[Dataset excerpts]
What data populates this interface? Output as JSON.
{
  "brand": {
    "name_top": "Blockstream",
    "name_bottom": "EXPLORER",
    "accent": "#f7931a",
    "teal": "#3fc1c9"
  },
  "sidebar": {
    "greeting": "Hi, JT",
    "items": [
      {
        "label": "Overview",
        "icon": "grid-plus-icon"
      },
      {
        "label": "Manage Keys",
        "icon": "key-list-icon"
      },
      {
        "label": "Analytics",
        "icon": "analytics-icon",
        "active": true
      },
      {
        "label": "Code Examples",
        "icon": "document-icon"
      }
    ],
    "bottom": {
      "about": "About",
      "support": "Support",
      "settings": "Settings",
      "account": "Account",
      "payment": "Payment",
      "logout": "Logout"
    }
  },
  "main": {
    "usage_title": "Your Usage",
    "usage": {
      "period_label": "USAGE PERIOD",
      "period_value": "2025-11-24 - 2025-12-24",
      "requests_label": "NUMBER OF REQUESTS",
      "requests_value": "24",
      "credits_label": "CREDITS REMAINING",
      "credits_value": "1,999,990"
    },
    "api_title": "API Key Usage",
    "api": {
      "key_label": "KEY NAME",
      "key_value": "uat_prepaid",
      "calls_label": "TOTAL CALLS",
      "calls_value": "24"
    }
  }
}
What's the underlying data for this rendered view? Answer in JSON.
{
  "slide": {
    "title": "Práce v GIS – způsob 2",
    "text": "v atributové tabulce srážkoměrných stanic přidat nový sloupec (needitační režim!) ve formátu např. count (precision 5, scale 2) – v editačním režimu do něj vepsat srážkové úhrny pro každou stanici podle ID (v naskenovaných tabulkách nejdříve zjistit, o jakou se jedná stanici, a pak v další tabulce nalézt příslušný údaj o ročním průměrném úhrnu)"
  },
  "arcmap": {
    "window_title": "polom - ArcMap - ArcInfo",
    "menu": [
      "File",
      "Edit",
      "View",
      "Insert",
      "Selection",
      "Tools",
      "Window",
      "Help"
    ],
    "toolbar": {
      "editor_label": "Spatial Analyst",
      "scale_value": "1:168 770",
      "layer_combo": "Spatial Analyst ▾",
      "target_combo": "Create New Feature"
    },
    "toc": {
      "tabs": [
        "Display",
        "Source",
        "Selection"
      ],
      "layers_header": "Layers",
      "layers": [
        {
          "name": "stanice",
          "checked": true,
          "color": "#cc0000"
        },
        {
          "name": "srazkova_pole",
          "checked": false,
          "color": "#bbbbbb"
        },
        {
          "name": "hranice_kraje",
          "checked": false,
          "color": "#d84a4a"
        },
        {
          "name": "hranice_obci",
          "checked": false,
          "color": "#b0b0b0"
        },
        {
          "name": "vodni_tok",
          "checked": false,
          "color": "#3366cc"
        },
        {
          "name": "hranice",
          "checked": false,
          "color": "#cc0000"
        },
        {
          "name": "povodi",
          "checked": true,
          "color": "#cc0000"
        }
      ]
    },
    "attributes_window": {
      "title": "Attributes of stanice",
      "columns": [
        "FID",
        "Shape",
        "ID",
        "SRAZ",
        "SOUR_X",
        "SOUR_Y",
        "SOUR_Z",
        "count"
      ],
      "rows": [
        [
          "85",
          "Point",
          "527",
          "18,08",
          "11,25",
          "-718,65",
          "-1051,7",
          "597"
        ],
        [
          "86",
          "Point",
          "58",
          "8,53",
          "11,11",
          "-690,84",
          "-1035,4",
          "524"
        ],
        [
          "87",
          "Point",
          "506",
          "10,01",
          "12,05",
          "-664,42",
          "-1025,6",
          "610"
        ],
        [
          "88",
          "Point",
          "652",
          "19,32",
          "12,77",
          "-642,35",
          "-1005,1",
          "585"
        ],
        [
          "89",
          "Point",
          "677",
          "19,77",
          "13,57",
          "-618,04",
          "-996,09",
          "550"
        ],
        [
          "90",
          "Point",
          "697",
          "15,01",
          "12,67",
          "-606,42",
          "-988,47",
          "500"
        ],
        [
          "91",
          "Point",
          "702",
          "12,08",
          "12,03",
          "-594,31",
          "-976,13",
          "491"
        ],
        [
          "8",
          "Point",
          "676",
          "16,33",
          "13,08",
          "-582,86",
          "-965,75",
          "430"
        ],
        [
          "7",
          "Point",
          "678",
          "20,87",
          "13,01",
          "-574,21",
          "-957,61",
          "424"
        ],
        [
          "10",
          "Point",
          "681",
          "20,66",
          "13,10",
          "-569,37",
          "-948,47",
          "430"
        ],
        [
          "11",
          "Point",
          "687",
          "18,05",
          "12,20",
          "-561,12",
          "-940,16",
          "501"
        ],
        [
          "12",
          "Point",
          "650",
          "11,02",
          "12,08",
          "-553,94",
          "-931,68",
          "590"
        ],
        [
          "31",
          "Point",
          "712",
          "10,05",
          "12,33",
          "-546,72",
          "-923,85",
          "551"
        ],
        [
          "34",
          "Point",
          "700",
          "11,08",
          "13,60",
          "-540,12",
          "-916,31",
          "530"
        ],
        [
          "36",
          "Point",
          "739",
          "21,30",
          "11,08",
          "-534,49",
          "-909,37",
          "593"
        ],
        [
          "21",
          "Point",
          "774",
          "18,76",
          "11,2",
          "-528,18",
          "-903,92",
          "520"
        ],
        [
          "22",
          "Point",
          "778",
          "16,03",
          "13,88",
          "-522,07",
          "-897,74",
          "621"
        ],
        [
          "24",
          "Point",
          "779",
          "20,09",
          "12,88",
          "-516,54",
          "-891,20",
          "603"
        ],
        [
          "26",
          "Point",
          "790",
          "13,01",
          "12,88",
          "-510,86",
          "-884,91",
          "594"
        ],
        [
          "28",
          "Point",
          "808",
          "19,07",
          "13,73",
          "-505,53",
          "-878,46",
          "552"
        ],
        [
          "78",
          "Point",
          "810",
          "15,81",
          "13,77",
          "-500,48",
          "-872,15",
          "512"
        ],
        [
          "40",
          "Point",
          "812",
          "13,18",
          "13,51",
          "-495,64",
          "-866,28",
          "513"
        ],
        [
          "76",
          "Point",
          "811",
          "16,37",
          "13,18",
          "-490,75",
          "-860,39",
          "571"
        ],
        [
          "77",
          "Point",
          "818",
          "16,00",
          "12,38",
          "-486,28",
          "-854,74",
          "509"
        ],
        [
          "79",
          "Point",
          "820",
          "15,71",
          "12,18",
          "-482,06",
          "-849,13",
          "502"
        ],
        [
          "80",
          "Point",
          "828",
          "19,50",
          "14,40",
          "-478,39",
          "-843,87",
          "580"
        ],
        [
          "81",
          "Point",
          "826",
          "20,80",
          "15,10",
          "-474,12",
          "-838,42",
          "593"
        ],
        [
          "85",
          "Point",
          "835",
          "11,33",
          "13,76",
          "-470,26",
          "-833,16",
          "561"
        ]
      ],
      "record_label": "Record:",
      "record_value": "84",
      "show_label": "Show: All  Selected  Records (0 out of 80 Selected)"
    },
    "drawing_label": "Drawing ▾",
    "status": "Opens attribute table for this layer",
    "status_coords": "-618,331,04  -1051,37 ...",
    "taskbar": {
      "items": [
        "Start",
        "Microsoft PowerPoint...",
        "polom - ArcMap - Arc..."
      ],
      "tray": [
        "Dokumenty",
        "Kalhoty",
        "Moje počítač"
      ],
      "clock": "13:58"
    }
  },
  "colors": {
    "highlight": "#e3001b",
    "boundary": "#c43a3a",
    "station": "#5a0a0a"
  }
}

What is being asked
Write out every entry again, keeping each line exactly the same.

Answer
What data populates this interface? Output as JSON.
{
  "brand": {
    "name_top": "Blockstream",
    "name_bottom": "EXPLORER",
    "accent": "#f7931a",
    "teal": "#3fc1c9"
  },
  "sidebar": {
    "greeting": "Hi, JT",
    "items": [
      {
        "label": "Overview",
        "icon": "grid-plus-icon"
      },
      {
        "label": "Manage Keys",
        "icon": "key-list-icon"
      },
      {
        "label": "Analytics",
        "icon": "analytics-icon",
        "active": true
      },
      {
        "label": "Code Examples",
        "icon": "document-icon"
      }
    ],
    "bottom": {
      "about": "About",
      "support": "Support",
      "settings": "Settings",
      "account": "Account",
      "payment": "Payment",
      "logout": "Logout"
    }
  },
  "main": {
    "usage_title": "Your Usage",
    "usage": {
      "period_label": "USAGE PERIOD",
      "period_value": "2025-11-24 - 2025-12-24",
      "requests_label": "NUMBER OF REQUESTS",
      "requests_value": "24",
      "credits_label": "CREDITS REMAINING",
      "credits_value": "1,999,990"
    },
    "api_title": "API Key Usage",
    "api": {
      "key_label": "KEY NAME",
      "key_value": "uat_prepaid",
      "calls_label": "TOTAL CALLS",
      "calls_value": "24"
    }
  }
}
What's the underlying data for this rendered view? Answer in JSON.
{
  "slide": {
    "title": "Práce v GIS – způsob 2",
    "text": "v atributové tabulce srážkoměrných stanic přidat nový sloupec (needitační režim!) ve formátu např. count (precision 5, scale 2) – v editačním režimu do něj vepsat srážkové úhrny pro každou stanici podle ID (v naskenovaných tabulkách nejdříve zjistit, o jakou se jedná stanici, a pak v další tabulce nalézt příslušný údaj o ročním průměrném úhrnu)"
  },
  "arcmap": {
    "window_title": "polom - ArcMap - ArcInfo",
    "menu": [
      "File",
      "Edit",
      "View",
      "Insert",
      "Selection",
      "Tools",
      "Window",
      "Help"
    ],
    "toolbar": {
      "editor_label": "Spatial Analyst",
      "scale_value": "1:168 770",
      "layer_combo": "Spatial Analyst ▾",
      "target_combo": "Create New Feature"
    },
    "toc": {
      "tabs": [
        "Display",
        "Source",
        "Selection"
      ],
      "layers_header": "Layers",
      "layers": [
        {
          "name": "stanice",
          "checked": true,
          "color": "#cc0000"
        },
        {
          "name": "srazkova_pole",
          "checked": false,
          "color": "#bbbbbb"
        },
        {
          "name": "hranice_kraje",
          "checked": false,
          "color": "#d84a4a"
        },
        {
          "name": "hranice_obci",
          "checked": false,
          "color": "#b0b0b0"
        },
        {
          "name": "vodni_tok",
          "checked": false,
          "color": "#3366cc"
        },
        {
          "name": "hranice",
          "checked": false,
          "color": "#cc0000"
        },
        {
          "name": "povodi",
          "checked": true,
          "color": "#cc0000"
        }
      ]
    },
    "attributes_window": {
      "title": "Attributes of stanice",
      "columns": [
        "FID",
        "Shape",
        "ID",
        "SRAZ",
        "SOUR_X",
        "SOUR_Y",
        "SOUR_Z",
        "count"
      ],
      "rows": [
        [
          "85",
          "Point",
          "527",
          "18,08",
          "11,25",
          "-718,65",
          "-1051,7",
          "597"
        ],
        [
          "86",
          "Point",
          "58",
          "8,53",
          "11,11",
          "-690,84",
          "-1035,4",
          "524"
        ],
        [
          "87",
          "Point",
          "506",
          "10,01",
          "12,05",
          "-664,42",
          "-1025,6",
          "610"
        ],
        [
          "88",
          "Point",
          "652",
          "19,32",
          "12,77",
          "-642,35",
          "-1005,1",
          "585"
        ],
        [
          "89",
          "Point",
          "677",
          "19,77",
          "13,57",
          "-618,04",
          "-996,09",
          "550"
        ],
        [
          "90",
          "Point",
          "697",
          "15,01",
          "12,67",
          "-606,42",
          "-988,47",
          "500"
        ],
        [
          "91",
          "Point",
          "702",
          "12,08",
          "12,03",
          "-594,31",
          "-976,13",
          "491"
        ],
        [
          "8",
          "Point",
          "676",
          "16,33",
          "13,08",
          "-582,86",
          "-965,75",
          "430"
        ],
        [
          "7",
          "Point",
          "678",
          "20,87",
          "13,01",
          "-574,21",
          "-957,61",
          "424"
        ],
        [
          "10",
          "Point",
          "681",
          "20,66",
          "13,10",
          "-569,37",
          "-948,47",
          "430"
        ],
        [
          "11",
          "Point",
          "687",
          "18,05",
          "12,20",
          "-561,12",
          "-940,16",
          "501"
        ],
        [
          "12",
          "Point",
          "650",
          "11,02",
          "12,08",
          "-553,94",
          "-931,68",
          "590"
        ],
        [
          "31",
          "Point",
          "712",
          "10,05",
          "12,33",
          "-546,72",
          "-923,85",
          "551"
        ],
        [
          "34",
          "Point",
          "700",
          "11,08",
          "13,60",
          "-540,12",
          "-916,31",
          "530"
        ],
        [
          "36",
          "Point",
          "739",
          "21,30",
          "11,08",
          "-534,49",
          "-909,37",
          "593"
        ],
        [
          "21",
          "Point",
          "774",
          "18,76",
          "11,2",
          "-528,18",
          "-903,92",
          "520"
        ],
        [
          "22",
          "Point",
          "778",
          "16,03",
          "13,88",
          "-522,07",
          "-897,74",
          "621"
        ],
        [
          "24",
          "Point",
          "779",
          "20,09",
          "12,88",
          "-516,54",
          "-891,20",
          "603"
        ],
        [
          "26",
          "Point",
          "790",
          "13,01",
          "12,88",
          "-510,86",
          "-884,91",
          "594"
        ],
        [
          "28",
          "Point",
          "808",
          "19,07",
          "13,73",
          "-505,53",
          "-878,46",
          "552"
        ],
        [
          "78",
          "Point",
          "810",
          "15,81",
          "13,77",
          "-500,48",
          "-872,15",
          "512"
        ],
        [
          "40",
          "Point",
          "812",
          "13,18",
          "13,51",
          "-495,64",
          "-866,28",
          "513"
        ],
        [
          "76",
          "Point",
          "811",
          "16,37",
          "13,18",
          "-490,75",
          "-860,39",
          "571"
        ],
        [
          "77",
          "Point",
          "818",
          "16,00",
          "12,38",
          "-486,28",
          "-854,74",
          "509"
        ],
        [
          "79",
          "Point",
          "820",
          "15,71",
          "12,18",
          "-482,06",
          "-849,13",
          "502"
        ],
        [
          "80",
          "Point",
          "828",
          "19,50",
          "14,40",
          "-478,39",
          "-843,87",
          "580"
        ],
        [
          "81",
          "Point",
          "826",
          "20,80",
          "15,10",
          "-474,12",
          "-838,42",
          "593"
        ],
        [
          "85",
          "Point",
          "835",
          "11,33",
          "13,76",
          "-470,26",
          "-833,16",
          "561"
        ]
      ],
      "record_label": "Record:",
      "record_value": "84",
      "show_label": "Show: All  Selected  Records (0 out of 80 Selected)"
    },
    "drawing_label": "Drawing ▾",
    "status": "Opens attribute table for this layer",
    "status_coords": "-618,331,04  -1051,37 ...",
    "taskbar": {
      "items": [
        "Start",
        "Microsoft PowerPoint...",
        "polom - ArcMap - Arc..."
      ],
      "tray": [
        "Dokumenty",
        "Kalhoty",
        "Moje počítač"
      ],
      "clock": "13:58"
    }
  },
  "colors": {
    "highlight": "#e3001b",
    "boundary": "#c43a3a",
    "station": "#5a0a0a"
  }
}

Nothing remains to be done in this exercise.